Every line of the material is to be quoted verbatim, minus the pictures.

=== INFORMATION PROVIDED ===

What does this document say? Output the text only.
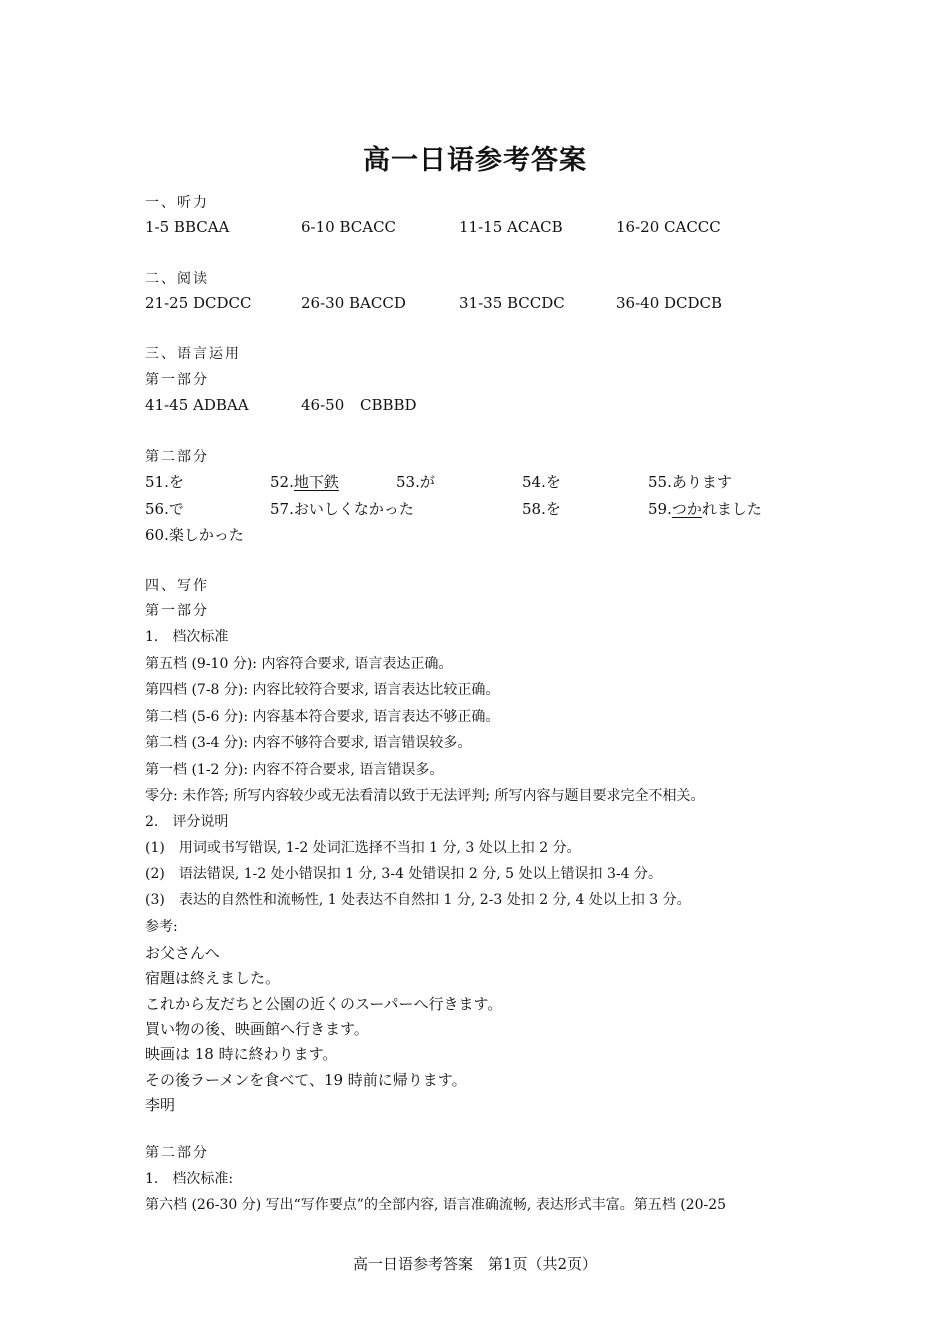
高一日语参考答案
一、听力
1-5 BBCAA	6-10 BCACC	11-15 ACACB	16-20 CACCC
二、阅读
21-25 DCDCC	26-30 BACCD	31-35 BCCDC	36-40 DCDCB
三、语言运用
第一部分
41-45 ADBAA	46-50 CBBBD
第二部分
51.を	52.地下鉄	53.が	54.を	55.あります
56.で	57.おいしくなかった	58.を	59.つかれました
60.楽しかった
四、写作
第一部分
1.　档次标准
第五档 (9-10 分): 内容符合要求, 语言表达正确。
第四档 (7-8 分): 内容比较符合要求, 语言表达比较正确。
第二档 (5-6 分): 内容基本符合要求, 语言表达不够正确。
第二档 (3-4 分): 内容不够符合要求, 语言错误较多。
第一档 (1-2 分): 内容不符合要求, 语言错误多。
零分: 未作答; 所写内容较少或无法看清以致于无法评判; 所写内容与题目要求完全不相关。
2.　评分说明
(1)　用词或书写错误, 1-2 处词汇选择不当扣 1 分, 3 处以上扣 2 分。
(2)　语法错误, 1-2 处小错误扣 1 分, 3-4 处错误扣 2 分, 5 处以上错误扣 3-4 分。
(3)　表达的自然性和流畅性, 1 处表达不自然扣 1 分, 2-3 处扣 2 分, 4 处以上扣 3 分。
参考:
お父さんへ
宿題は終えました。
これから友だちと公園の近くのスーパーへ行きます。
買い物の後、映画館へ行きます。
映画は 18 時に終わります。
その後ラーメンを食べて、19 時前に帰ります。
李明
第二部分
1.　档次标准:
第六档 (26-30 分) 写出“写作要点”的全部内容, 语言准确流畅, 表达形式丰富。第五档 (20-25
高一日语参考答案　第1页（共2页）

===

> [ANSWER FOR THE TASK]
What does this document say? Output the text only.
高一日语参考答案
一、听力
1-5 BBCAA	6-10 BCACC	11-15 ACACB	16-20 CACCC
二、阅读
21-25 DCDCC	26-30 BACCD	31-35 BCCDC	36-40 DCDCB
三、语言运用
第一部分
41-45 ADBAA	46-50 CBBBD
第二部分
51.を	52.地下鉄	53.が	54.を	55.あります
56.で	57.おいしくなかった	58.を	59.つかれました
60.楽しかった
四、写作
第一部分
1.　档次标准
第五档 (9-10 分): 内容符合要求, 语言表达正确。
第四档 (7-8 分): 内容比较符合要求, 语言表达比较正确。
第二档 (5-6 分): 内容基本符合要求, 语言表达不够正确。
第二档 (3-4 分): 内容不够符合要求, 语言错误较多。
第一档 (1-2 分): 内容不符合要求, 语言错误多。
零分: 未作答; 所写内容较少或无法看清以致于无法评判; 所写内容与题目要求完全不相关。
2.　评分说明
(1)　用词或书写错误, 1-2 处词汇选择不当扣 1 分, 3 处以上扣 2 分。
(2)　语法错误, 1-2 处小错误扣 1 分, 3-4 处错误扣 2 分, 5 处以上错误扣 3-4 分。
(3)　表达的自然性和流畅性, 1 处表达不自然扣 1 分, 2-3 处扣 2 分, 4 处以上扣 3 分。
参考:
お父さんへ
宿題は終えました。
これから友だちと公園の近くのスーパーへ行きます。
買い物の後、映画館へ行きます。
映画は 18 時に終わります。
その後ラーメンを食べて、19 時前に帰ります。
李明
第二部分
1.　档次标准:
第六档 (26-30 分) 写出“写作要点”的全部内容, 语言准确流畅, 表达形式丰富。第五档 (20-25
高一日语参考答案　第1页（共2页）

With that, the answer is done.